- **Work task**
Would you repeat every line of the data exactly?

- **Supplied material**

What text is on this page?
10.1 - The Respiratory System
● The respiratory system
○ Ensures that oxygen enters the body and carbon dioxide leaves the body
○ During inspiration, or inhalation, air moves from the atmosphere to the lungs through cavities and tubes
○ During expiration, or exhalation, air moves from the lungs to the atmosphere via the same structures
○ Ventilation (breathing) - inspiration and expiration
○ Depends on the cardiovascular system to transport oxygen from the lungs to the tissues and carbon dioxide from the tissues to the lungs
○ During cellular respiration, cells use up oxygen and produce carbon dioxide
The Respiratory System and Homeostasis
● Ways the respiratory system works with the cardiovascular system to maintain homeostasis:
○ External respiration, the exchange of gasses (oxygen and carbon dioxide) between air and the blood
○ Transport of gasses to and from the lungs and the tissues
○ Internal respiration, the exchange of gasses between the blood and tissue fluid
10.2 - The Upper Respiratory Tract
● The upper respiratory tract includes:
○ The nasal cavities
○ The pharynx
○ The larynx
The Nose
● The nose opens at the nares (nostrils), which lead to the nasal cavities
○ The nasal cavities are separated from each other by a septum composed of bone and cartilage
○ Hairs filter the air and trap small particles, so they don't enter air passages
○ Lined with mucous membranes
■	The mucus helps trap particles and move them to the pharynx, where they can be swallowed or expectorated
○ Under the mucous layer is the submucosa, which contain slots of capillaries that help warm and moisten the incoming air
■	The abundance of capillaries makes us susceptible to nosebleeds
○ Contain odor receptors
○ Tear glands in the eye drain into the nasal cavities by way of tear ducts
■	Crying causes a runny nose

- **Answer section**
What text is on this page?
10.1 - The Respiratory System
● The respiratory system
○ Ensures that oxygen enters the body and carbon dioxide leaves the body
○ During inspiration, or inhalation, air moves from the atmosphere to the lungs through cavities and tubes
○ During expiration, or exhalation, air moves from the lungs to the atmosphere via the same structures
○ Ventilation (breathing) - inspiration and expiration
○ Depends on the cardiovascular system to transport oxygen from the lungs to the tissues and carbon dioxide from the tissues to the lungs
○ During cellular respiration, cells use up oxygen and produce carbon dioxide
The Respiratory System and Homeostasis
● Ways the respiratory system works with the cardiovascular system to maintain homeostasis:
○ External respiration, the exchange of gasses (oxygen and carbon dioxide) between air and the blood
○ Transport of gasses to and from the lungs and the tissues
○ Internal respiration, the exchange of gasses between the blood and tissue fluid
10.2 - The Upper Respiratory Tract
● The upper respiratory tract includes:
○ The nasal cavities
○ The pharynx
○ The larynx
The Nose
● The nose opens at the nares (nostrils), which lead to the nasal cavities
○ The nasal cavities are separated from each other by a septum composed of bone and cartilage
○ Hairs filter the air and trap small particles, so they don't enter air passages
○ Lined with mucous membranes
■	The mucus helps trap particles and move them to the pharynx, where they can be swallowed or expectorated
○ Under the mucous layer is the submucosa, which contain slots of capillaries that help warm and moisten the incoming air
■	The abundance of capillaries makes us susceptible to nosebleeds
○ Contain odor receptors
○ Tear glands in the eye drain into the nasal cavities by way of tear ducts
■	Crying causes a runny nose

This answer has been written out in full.